### PROBLEM DETAILS
In the entries, find all lines that hold the word "color" and copy them.

### EXERCISE INPUT
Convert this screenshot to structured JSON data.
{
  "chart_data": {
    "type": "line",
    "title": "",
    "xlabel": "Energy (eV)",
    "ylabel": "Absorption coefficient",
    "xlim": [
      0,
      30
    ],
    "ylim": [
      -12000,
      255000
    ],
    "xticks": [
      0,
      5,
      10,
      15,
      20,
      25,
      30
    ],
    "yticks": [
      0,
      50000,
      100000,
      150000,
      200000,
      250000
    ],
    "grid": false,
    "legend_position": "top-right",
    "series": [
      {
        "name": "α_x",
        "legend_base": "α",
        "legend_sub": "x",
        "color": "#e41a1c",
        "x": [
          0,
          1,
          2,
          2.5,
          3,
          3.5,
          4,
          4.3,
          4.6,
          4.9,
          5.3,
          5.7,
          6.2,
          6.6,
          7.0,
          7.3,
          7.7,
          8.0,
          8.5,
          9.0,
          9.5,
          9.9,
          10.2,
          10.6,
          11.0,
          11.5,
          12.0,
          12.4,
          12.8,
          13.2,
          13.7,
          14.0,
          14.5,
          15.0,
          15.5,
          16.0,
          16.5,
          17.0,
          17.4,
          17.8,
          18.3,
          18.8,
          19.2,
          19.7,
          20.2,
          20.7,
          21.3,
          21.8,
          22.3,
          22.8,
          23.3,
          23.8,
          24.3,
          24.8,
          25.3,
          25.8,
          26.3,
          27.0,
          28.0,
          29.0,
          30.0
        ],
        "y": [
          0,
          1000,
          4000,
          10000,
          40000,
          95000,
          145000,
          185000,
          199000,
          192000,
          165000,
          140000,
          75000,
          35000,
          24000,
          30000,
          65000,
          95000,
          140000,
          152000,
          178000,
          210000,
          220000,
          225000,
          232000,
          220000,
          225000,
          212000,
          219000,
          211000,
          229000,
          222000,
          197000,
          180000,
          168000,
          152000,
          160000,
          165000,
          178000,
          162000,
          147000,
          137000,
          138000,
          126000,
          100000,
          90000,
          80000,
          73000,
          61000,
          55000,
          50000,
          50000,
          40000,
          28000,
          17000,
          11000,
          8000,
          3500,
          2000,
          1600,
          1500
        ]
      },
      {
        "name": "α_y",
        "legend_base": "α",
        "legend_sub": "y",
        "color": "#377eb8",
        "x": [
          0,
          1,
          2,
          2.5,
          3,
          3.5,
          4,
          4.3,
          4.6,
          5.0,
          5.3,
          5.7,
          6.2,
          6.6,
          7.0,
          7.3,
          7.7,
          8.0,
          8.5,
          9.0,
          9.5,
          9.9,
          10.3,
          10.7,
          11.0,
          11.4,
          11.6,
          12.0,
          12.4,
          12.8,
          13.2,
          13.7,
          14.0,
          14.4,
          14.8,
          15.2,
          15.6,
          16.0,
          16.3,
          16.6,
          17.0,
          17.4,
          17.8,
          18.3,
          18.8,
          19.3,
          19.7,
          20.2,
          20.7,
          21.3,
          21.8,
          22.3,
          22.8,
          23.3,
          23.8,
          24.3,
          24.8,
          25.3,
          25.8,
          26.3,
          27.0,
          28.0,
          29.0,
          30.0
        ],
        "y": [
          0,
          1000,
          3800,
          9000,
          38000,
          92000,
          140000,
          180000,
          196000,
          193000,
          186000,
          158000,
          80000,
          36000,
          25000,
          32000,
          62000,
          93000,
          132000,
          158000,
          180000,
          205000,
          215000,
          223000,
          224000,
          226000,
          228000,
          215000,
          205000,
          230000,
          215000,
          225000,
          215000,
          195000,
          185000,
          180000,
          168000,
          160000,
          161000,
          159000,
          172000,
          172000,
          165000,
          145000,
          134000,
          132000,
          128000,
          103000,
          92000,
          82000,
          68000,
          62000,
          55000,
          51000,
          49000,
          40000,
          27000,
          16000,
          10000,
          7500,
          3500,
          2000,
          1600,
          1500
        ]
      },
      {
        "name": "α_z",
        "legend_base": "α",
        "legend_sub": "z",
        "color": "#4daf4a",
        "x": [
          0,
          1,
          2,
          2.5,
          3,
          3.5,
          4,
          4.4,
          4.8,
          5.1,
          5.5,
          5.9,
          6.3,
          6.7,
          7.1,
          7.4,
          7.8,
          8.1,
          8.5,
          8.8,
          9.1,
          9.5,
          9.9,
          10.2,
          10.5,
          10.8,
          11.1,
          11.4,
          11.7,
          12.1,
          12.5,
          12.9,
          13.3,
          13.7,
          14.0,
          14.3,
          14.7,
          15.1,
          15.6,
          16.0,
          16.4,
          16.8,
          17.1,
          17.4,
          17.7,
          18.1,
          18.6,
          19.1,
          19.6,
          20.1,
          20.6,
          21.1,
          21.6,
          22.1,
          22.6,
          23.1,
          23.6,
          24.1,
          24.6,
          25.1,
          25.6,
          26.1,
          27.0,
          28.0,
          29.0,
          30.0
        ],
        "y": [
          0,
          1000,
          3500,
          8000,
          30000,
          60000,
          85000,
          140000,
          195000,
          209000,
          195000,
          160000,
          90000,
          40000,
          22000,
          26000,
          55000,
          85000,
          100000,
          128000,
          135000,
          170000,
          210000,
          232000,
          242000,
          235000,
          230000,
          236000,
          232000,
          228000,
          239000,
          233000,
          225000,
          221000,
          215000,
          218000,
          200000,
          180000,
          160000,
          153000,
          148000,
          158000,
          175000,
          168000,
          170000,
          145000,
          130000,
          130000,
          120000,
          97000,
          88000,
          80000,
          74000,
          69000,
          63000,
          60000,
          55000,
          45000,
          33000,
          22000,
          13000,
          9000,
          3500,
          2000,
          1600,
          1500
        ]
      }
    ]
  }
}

### FINAL RESULT
        "color": "#e41a1c",
        "color": "#377eb8",
        "color": "#4daf4a",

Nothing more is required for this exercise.